** begin **

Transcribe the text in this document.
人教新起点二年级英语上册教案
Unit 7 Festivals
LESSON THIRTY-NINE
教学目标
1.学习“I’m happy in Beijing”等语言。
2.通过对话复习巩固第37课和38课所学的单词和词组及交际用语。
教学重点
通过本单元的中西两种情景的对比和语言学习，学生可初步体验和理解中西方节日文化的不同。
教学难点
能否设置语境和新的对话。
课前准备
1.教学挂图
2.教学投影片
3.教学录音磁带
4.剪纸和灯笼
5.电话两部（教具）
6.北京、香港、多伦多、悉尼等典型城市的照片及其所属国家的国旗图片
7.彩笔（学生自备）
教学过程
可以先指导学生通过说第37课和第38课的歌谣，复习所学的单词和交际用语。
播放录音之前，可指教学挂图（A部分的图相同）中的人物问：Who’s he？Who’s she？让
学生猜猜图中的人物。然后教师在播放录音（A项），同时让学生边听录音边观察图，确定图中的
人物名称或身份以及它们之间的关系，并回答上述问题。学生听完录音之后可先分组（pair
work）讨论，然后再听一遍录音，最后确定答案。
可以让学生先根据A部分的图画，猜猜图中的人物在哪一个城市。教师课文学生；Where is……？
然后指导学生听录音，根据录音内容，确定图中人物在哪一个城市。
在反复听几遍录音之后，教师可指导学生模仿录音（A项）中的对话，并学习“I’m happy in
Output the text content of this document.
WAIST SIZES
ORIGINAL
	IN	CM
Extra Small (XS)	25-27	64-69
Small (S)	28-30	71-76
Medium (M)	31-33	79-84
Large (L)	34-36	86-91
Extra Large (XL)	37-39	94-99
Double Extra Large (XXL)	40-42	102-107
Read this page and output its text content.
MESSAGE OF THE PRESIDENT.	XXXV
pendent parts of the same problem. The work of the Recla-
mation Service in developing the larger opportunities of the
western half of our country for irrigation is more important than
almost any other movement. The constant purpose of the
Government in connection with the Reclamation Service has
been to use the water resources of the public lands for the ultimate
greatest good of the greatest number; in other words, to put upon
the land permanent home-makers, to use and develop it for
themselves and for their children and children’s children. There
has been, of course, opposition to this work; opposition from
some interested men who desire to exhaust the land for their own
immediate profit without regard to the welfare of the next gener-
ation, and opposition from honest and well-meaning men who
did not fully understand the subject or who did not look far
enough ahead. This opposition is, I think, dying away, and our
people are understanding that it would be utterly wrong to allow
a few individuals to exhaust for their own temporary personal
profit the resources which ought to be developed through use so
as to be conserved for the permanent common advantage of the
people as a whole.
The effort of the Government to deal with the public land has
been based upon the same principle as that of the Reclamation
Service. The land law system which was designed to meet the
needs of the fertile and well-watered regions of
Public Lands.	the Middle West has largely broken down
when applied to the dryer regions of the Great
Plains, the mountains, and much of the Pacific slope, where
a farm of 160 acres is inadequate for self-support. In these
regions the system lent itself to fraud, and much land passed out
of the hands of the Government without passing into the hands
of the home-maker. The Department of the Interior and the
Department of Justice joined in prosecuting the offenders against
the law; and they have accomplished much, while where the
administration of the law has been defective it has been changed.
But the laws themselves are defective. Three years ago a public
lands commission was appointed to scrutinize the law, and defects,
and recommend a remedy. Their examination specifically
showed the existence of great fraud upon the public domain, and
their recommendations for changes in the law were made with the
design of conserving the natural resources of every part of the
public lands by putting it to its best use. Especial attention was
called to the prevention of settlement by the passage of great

** end **

• **What to do**: List every line above containing the word "profit".

• **The output**:
immediate profit without regard to the welfare of the next gener-
profit the resources which ought to be developed through use so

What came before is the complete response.